Extracted data entries
** BEGIN **

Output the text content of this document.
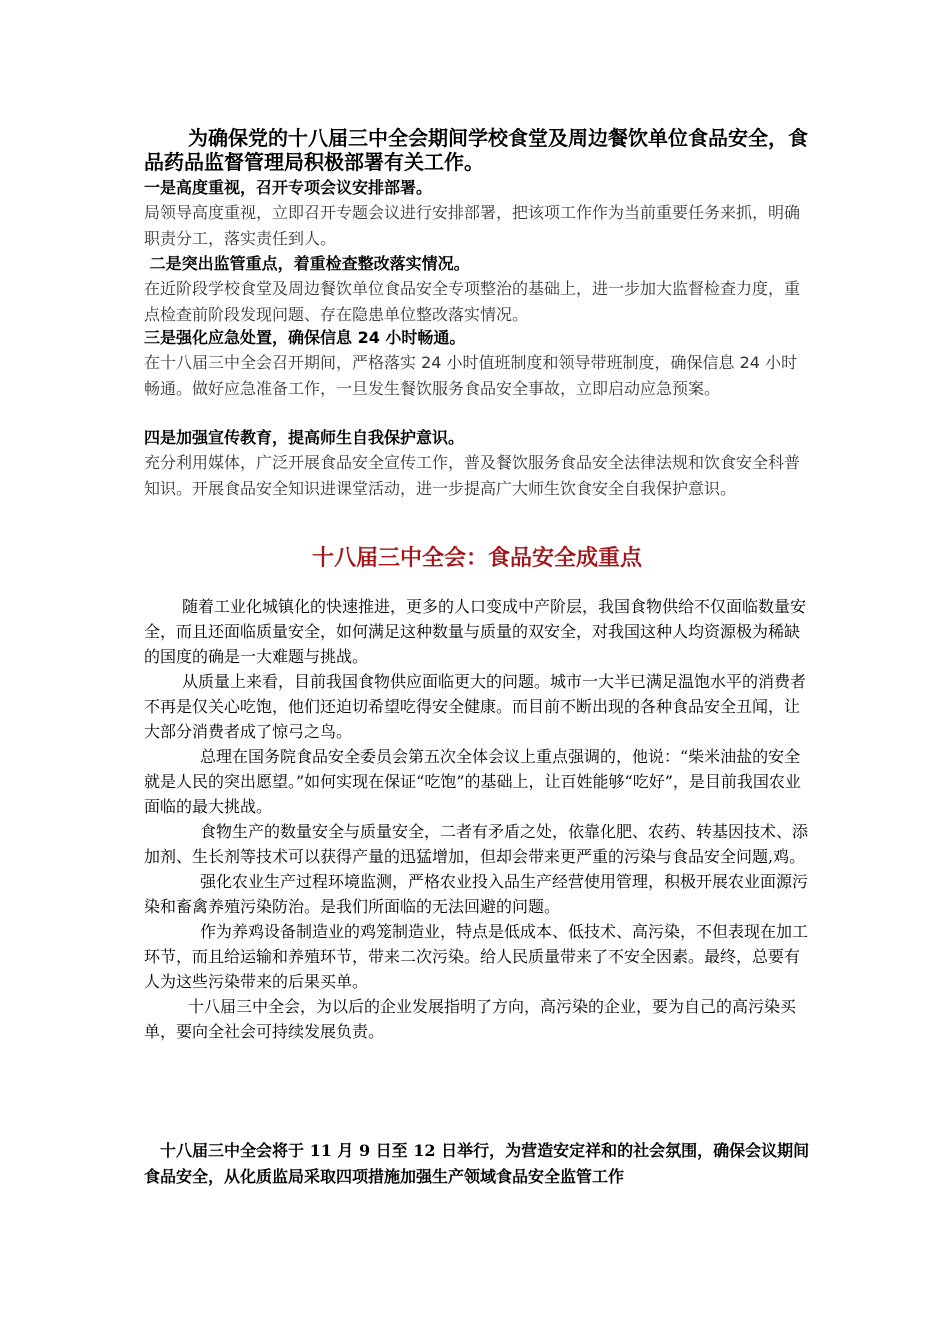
为确保党的十八届三中全会期间学校食堂及周边餐饮单位食品安全，食品药品监督管理局积极部署有关工作。
一是高度重视，召开专项会议安排部署。
局领导高度重视，立即召开专题会议进行安排部署，把该项工作作为当前重要任务来抓，明确职责分工，落实责任到人。
二是突出监管重点，着重检查整改落实情况。
在近阶段学校食堂及周边餐饮单位食品安全专项整治的基础上，进一步加大监督检查力度，重点检查前阶段发现问题、存在隐患单位整改落实情况。
三是强化应急处置，确保信息 24 小时畅通。
在十八届三中全会召开期间，严格落实 24 小时值班制度和领导带班制度，确保信息 24 小时畅通。做好应急准备工作，一旦发生餐饮服务食品安全事故，立即启动应急预案。
四是加强宣传教育，提高师生自我保护意识。
充分利用媒体，广泛开展食品安全宣传工作，普及餐饮服务食品安全法律法规和饮食安全科普知识。开展食品安全知识进课堂活动，进一步提高广大师生饮食安全自我保护意识。
十八届三中全会：食品安全成重点

随着工业化城镇化的快速推进，更多的人口变成中产阶层，我国食物供给不仅面临数量安全，而且还面临质量安全，如何满足这种数量与质量的双安全，对我国这种人均资源极为稀缺的国度的确是一大难题与挑战。

从质量上来看，目前我国食物供应面临更大的问题。城市一大半已满足温饱水平的消费者不再是仅关心吃饱，他们还迫切希望吃得安全健康。而目前不断出现的各种食品安全丑闻，让大部分消费者成了惊弓之鸟。

总理在国务院食品安全委员会第五次全体会议上重点强调的，他说：“柴米油盐的安全就是人民的突出愿望。”如何实现在保证“吃饱”的基础上，让百姓能够“吃好”，是目前我国农业面临的最大挑战。

食物生产的数量安全与质量安全，二者有矛盾之处，依靠化肥、农药、转基因技术、添加剂、生长剂等技术可以获得产量的迅猛增加，但却会带来更严重的污染与食品安全问题,鸡。

强化农业生产过程环境监测，严格农业投入品生产经营使用管理，积极开展农业面源污染和畜禽养殖污染防治。是我们所面临的无法回避的问题。

作为养鸡设备制造业的鸡笼制造业，特点是低成本、低技术、高污染，不但表现在加工环节，而且给运输和养殖环节，带来二次污染。给人民质量带来了不安全因素。最终，总要有人为这些污染带来的后果买单。

十八届三中全会，为以后的企业发展指明了方向，高污染的企业，要为自己的高污染买单，要向全社会可持续发展负责。

十八届三中全会将于 11 月 9 日至 12 日举行，为营造安定祥和的社会氛围，确保会议期间食品安全，从化质监局采取四项措施加强生产领域食品安全监管工作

** END **

WHAT THE EXERCISE ASKS |
Working from the listing above, pick out every line that has "确保信息" and copy it.

PROBLEM SOLUTION |
三是强化应急处置，确保信息 24 小时畅通。
在十八届三中全会召开期间，严格落实 24 小时值班制度和领导带班制度，确保信息 24 小时畅通。做好应急准备工作，一旦发生餐饮服务食品安全事故，立即启动应急预案。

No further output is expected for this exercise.